* Job
Give the data below again exactly as written, without its pictures.
— BEGIN Input for this task —
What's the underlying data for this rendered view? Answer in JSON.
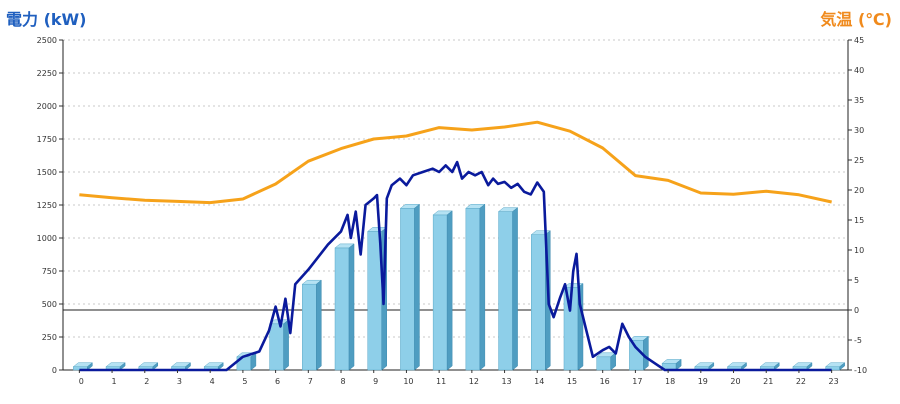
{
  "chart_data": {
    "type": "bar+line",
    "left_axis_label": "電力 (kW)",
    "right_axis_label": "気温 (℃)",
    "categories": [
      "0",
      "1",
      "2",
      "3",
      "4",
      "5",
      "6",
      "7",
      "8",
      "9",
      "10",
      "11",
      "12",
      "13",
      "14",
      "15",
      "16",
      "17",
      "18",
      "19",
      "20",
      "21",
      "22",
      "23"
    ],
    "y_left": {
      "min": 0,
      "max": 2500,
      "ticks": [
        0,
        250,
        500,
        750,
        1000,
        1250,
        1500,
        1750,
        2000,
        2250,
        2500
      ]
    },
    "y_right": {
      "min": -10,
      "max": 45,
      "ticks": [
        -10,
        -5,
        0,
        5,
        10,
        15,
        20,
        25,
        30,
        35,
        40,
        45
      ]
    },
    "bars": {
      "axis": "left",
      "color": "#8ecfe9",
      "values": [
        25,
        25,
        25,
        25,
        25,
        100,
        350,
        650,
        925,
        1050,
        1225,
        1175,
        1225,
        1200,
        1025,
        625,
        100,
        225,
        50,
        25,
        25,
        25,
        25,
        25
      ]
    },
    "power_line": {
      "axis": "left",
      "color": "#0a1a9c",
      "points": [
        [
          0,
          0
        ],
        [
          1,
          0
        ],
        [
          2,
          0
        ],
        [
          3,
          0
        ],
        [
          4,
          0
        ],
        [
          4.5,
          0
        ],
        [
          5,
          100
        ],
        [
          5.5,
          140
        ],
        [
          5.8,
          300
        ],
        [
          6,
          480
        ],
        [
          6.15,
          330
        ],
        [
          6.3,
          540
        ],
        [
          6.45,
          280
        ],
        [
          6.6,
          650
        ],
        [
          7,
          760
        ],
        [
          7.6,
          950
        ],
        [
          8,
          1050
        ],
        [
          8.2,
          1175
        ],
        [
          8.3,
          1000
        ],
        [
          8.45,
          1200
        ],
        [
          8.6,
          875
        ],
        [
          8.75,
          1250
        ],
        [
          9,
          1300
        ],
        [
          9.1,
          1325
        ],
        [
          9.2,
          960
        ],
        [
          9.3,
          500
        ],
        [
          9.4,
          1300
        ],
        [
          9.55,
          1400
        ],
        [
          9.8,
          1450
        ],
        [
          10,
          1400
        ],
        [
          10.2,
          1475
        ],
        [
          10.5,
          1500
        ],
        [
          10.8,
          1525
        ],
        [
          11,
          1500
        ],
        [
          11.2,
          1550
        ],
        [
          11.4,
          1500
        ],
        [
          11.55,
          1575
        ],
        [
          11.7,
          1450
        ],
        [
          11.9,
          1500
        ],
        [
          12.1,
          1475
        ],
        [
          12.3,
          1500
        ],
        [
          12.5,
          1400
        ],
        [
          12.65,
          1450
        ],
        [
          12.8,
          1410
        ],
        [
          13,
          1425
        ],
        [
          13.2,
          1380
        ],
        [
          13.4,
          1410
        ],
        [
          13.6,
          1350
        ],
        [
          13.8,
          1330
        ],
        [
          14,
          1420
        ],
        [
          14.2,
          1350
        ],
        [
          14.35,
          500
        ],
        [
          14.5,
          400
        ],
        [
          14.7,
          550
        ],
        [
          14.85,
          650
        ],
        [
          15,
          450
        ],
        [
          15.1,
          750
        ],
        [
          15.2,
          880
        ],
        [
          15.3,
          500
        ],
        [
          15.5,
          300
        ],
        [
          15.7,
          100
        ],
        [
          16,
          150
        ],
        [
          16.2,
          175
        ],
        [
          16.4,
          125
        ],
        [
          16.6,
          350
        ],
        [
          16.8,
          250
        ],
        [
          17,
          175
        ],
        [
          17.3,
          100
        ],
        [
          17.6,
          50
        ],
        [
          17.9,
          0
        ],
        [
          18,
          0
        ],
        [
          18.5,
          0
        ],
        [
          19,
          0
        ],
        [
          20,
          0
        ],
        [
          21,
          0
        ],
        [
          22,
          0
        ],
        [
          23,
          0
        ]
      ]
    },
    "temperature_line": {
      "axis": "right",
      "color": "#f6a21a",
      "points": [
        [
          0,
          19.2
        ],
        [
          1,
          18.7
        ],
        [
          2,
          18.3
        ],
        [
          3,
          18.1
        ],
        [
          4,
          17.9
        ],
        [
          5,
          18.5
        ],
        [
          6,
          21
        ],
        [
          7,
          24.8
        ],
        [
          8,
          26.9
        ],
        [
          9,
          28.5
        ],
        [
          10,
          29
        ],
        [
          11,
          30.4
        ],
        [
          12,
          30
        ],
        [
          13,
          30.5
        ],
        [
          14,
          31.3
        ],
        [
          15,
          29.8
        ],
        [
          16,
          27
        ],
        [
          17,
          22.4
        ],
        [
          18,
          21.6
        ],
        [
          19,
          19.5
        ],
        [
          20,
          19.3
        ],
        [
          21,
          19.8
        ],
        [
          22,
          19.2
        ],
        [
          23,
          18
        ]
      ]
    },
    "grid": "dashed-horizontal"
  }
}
— END Input for this task —
* Solution below
What's the underlying data for this rendered view? Answer in JSON.
{
  "chart_data": {
    "type": "bar+line",
    "left_axis_label": "電力 (kW)",
    "right_axis_label": "気温 (℃)",
    "categories": [
      "0",
      "1",
      "2",
      "3",
      "4",
      "5",
      "6",
      "7",
      "8",
      "9",
      "10",
      "11",
      "12",
      "13",
      "14",
      "15",
      "16",
      "17",
      "18",
      "19",
      "20",
      "21",
      "22",
      "23"
    ],
    "y_left": {
      "min": 0,
      "max": 2500,
      "ticks": [
        0,
        250,
        500,
        750,
        1000,
        1250,
        1500,
        1750,
        2000,
        2250,
        2500
      ]
    },
    "y_right": {
      "min": -10,
      "max": 45,
      "ticks": [
        -10,
        -5,
        0,
        5,
        10,
        15,
        20,
        25,
        30,
        35,
        40,
        45
      ]
    },
    "bars": {
      "axis": "left",
      "color": "#8ecfe9",
      "values": [
        25,
        25,
        25,
        25,
        25,
        100,
        350,
        650,
        925,
        1050,
        1225,
        1175,
        1225,
        1200,
        1025,
        625,
        100,
        225,
        50,
        25,
        25,
        25,
        25,
        25
      ]
    },
    "power_line": {
      "axis": "left",
      "color": "#0a1a9c",
      "points": [
        [
          0,
          0
        ],
        [
          1,
          0
        ],
        [
          2,
          0
        ],
        [
          3,
          0
        ],
        [
          4,
          0
        ],
        [
          4.5,
          0
        ],
        [
          5,
          100
        ],
        [
          5.5,
          140
        ],
        [
          5.8,
          300
        ],
        [
          6,
          480
        ],
        [
          6.15,
          330
        ],
        [
          6.3,
          540
        ],
        [
          6.45,
          280
        ],
        [
          6.6,
          650
        ],
        [
          7,
          760
        ],
        [
          7.6,
          950
        ],
        [
          8,
          1050
        ],
        [
          8.2,
          1175
        ],
        [
          8.3,
          1000
        ],
        [
          8.45,
          1200
        ],
        [
          8.6,
          875
        ],
        [
          8.75,
          1250
        ],
        [
          9,
          1300
        ],
        [
          9.1,
          1325
        ],
        [
          9.2,
          960
        ],
        [
          9.3,
          500
        ],
        [
          9.4,
          1300
        ],
        [
          9.55,
          1400
        ],
        [
          9.8,
          1450
        ],
        [
          10,
          1400
        ],
        [
          10.2,
          1475
        ],
        [
          10.5,
          1500
        ],
        [
          10.8,
          1525
        ],
        [
          11,
          1500
        ],
        [
          11.2,
          1550
        ],
        [
          11.4,
          1500
        ],
        [
          11.55,
          1575
        ],
        [
          11.7,
          1450
        ],
        [
          11.9,
          1500
        ],
        [
          12.1,
          1475
        ],
        [
          12.3,
          1500
        ],
        [
          12.5,
          1400
        ],
        [
          12.65,
          1450
        ],
        [
          12.8,
          1410
        ],
        [
          13,
          1425
        ],
        [
          13.2,
          1380
        ],
        [
          13.4,
          1410
        ],
        [
          13.6,
          1350
        ],
        [
          13.8,
          1330
        ],
        [
          14,
          1420
        ],
        [
          14.2,
          1350
        ],
        [
          14.35,
          500
        ],
        [
          14.5,
          400
        ],
        [
          14.7,
          550
        ],
        [
          14.85,
          650
        ],
        [
          15,
          450
        ],
        [
          15.1,
          750
        ],
        [
          15.2,
          880
        ],
        [
          15.3,
          500
        ],
        [
          15.5,
          300
        ],
        [
          15.7,
          100
        ],
        [
          16,
          150
        ],
        [
          16.2,
          175
        ],
        [
          16.4,
          125
        ],
        [
          16.6,
          350
        ],
        [
          16.8,
          250
        ],
        [
          17,
          175
        ],
        [
          17.3,
          100
        ],
        [
          17.6,
          50
        ],
        [
          17.9,
          0
        ],
        [
          18,
          0
        ],
        [
          18.5,
          0
        ],
        [
          19,
          0
        ],
        [
          20,
          0
        ],
        [
          21,
          0
        ],
        [
          22,
          0
        ],
        [
          23,
          0
        ]
      ]
    },
    "temperature_line": {
      "axis": "right",
      "color": "#f6a21a",
      "points": [
        [
          0,
          19.2
        ],
        [
          1,
          18.7
        ],
        [
          2,
          18.3
        ],
        [
          3,
          18.1
        ],
        [
          4,
          17.9
        ],
        [
          5,
          18.5
        ],
        [
          6,
          21
        ],
        [
          7,
          24.8
        ],
        [
          8,
          26.9
        ],
        [
          9,
          28.5
        ],
        [
          10,
          29
        ],
        [
          11,
          30.4
        ],
        [
          12,
          30
        ],
        [
          13,
          30.5
        ],
        [
          14,
          31.3
        ],
        [
          15,
          29.8
        ],
        [
          16,
          27
        ],
        [
          17,
          22.4
        ],
        [
          18,
          21.6
        ],
        [
          19,
          19.5
        ],
        [
          20,
          19.3
        ],
        [
          21,
          19.8
        ],
        [
          22,
          19.2
        ],
        [
          23,
          18
        ]
      ]
    },
    "grid": "dashed-horizontal"
  }
}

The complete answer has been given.